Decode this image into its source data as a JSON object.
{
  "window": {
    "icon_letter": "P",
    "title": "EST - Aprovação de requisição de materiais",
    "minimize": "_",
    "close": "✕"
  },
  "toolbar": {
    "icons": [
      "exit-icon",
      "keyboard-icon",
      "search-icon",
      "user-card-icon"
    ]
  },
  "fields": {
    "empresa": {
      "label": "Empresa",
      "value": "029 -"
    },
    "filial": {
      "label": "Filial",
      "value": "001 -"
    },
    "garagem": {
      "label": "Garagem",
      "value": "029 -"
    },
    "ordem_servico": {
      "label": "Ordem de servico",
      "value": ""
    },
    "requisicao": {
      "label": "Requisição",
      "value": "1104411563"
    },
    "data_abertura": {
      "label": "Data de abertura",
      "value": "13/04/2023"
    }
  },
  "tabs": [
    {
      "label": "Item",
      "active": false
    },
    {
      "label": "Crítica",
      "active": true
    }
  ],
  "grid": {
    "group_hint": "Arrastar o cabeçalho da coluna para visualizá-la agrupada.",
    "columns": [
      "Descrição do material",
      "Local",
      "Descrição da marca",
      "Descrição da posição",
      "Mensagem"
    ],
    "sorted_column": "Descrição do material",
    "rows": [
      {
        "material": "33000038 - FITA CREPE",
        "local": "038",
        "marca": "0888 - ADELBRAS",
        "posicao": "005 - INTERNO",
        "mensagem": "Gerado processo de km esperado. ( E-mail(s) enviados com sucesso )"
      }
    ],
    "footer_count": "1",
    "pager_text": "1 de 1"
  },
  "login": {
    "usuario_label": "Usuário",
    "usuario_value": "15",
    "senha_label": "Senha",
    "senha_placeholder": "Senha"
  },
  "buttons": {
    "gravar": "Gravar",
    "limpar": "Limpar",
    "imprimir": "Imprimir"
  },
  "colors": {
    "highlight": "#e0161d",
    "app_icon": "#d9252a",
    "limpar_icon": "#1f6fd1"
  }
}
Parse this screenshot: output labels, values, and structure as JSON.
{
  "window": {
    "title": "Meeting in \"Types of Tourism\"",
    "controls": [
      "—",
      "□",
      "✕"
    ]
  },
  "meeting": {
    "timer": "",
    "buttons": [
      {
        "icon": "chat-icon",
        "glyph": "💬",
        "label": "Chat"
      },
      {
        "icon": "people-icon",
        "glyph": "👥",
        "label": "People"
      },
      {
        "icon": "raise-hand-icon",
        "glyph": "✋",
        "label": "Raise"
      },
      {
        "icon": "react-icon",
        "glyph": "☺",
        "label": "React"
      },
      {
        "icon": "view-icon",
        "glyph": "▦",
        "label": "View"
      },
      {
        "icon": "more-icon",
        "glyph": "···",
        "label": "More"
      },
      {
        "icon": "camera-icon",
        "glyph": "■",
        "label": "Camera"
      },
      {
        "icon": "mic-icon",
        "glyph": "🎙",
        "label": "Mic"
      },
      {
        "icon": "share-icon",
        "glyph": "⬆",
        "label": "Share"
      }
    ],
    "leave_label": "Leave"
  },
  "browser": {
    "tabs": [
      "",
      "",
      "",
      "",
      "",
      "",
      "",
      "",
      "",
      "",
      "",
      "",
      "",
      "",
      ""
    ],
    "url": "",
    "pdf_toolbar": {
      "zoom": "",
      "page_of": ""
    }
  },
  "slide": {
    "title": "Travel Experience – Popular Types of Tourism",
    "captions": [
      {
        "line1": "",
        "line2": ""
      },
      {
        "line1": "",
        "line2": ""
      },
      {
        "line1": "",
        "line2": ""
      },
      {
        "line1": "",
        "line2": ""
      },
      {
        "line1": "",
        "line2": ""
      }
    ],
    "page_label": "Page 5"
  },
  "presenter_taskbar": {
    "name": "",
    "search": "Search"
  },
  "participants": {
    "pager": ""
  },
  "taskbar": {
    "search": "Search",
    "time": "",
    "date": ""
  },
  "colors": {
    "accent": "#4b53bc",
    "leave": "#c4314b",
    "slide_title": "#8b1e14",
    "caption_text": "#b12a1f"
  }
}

= YOUR INSTRUCTIONS =
Search the records for the word "material" and copy every line where it occurs.

= EXERCISE RESULT =
      "Descrição do material",
    "sorted_column": "Descrição do material",
        "material": "33000038 - FITA CREPE",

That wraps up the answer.